::: TASK INPUT

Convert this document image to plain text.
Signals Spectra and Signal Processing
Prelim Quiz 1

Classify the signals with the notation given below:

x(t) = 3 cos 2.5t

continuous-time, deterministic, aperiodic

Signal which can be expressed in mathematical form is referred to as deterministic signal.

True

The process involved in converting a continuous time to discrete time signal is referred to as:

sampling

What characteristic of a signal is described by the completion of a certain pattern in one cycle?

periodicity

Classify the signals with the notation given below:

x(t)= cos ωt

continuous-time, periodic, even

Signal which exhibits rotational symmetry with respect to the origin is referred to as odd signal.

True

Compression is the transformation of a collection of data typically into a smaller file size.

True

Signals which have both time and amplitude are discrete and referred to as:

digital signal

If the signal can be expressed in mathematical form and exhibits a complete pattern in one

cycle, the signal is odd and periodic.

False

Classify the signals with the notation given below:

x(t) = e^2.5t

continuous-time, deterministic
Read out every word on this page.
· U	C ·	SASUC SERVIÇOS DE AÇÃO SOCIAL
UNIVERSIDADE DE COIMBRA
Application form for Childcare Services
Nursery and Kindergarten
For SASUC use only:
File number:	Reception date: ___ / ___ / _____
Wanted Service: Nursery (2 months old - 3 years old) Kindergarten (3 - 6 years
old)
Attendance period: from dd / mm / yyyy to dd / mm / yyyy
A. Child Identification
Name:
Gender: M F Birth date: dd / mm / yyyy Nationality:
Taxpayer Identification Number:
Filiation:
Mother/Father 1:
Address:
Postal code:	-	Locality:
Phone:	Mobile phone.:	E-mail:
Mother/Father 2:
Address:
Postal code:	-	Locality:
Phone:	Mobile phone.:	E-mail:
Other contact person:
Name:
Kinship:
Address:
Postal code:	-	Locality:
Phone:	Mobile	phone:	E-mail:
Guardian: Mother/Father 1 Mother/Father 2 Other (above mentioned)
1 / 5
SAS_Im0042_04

::::::

### [EXERCISE]
Repeat the entries shown above, every one, word for word.

### [WRITTEN SOLUTION]
Convert this document image to plain text.
Signals Spectra and Signal Processing
Prelim Quiz 1

Classify the signals with the notation given below:

x(t) = 3 cos 2.5t

continuous-time, deterministic, aperiodic

Signal which can be expressed in mathematical form is referred to as deterministic signal.

True

The process involved in converting a continuous time to discrete time signal is referred to as:

sampling

What characteristic of a signal is described by the completion of a certain pattern in one cycle?

periodicity

Classify the signals with the notation given below:

x(t)= cos ωt

continuous-time, periodic, even

Signal which exhibits rotational symmetry with respect to the origin is referred to as odd signal.

True

Compression is the transformation of a collection of data typically into a smaller file size.

True

Signals which have both time and amplitude are discrete and referred to as:

digital signal

If the signal can be expressed in mathematical form and exhibits a complete pattern in one

cycle, the signal is odd and periodic.

False

Classify the signals with the notation given below:

x(t) = e^2.5t

continuous-time, deterministic
Read out every word on this page.
· U	C ·	SASUC SERVIÇOS DE AÇÃO SOCIAL
UNIVERSIDADE DE COIMBRA
Application form for Childcare Services
Nursery and Kindergarten
For SASUC use only:
File number:	Reception date: ___ / ___ / _____
Wanted Service: Nursery (2 months old - 3 years old) Kindergarten (3 - 6 years
old)
Attendance period: from dd / mm / yyyy to dd / mm / yyyy
A. Child Identification
Name:
Gender: M F Birth date: dd / mm / yyyy Nationality:
Taxpayer Identification Number:
Filiation:
Mother/Father 1:
Address:
Postal code:	-	Locality:
Phone:	Mobile phone.:	E-mail:
Mother/Father 2:
Address:
Postal code:	-	Locality:
Phone:	Mobile phone.:	E-mail:
Other contact person:
Name:
Kinship:
Address:
Postal code:	-	Locality:
Phone:	Mobile	phone:	E-mail:
Guardian: Mother/Father 1 Mother/Father 2 Other (above mentioned)
1 / 5
SAS_Im0042_04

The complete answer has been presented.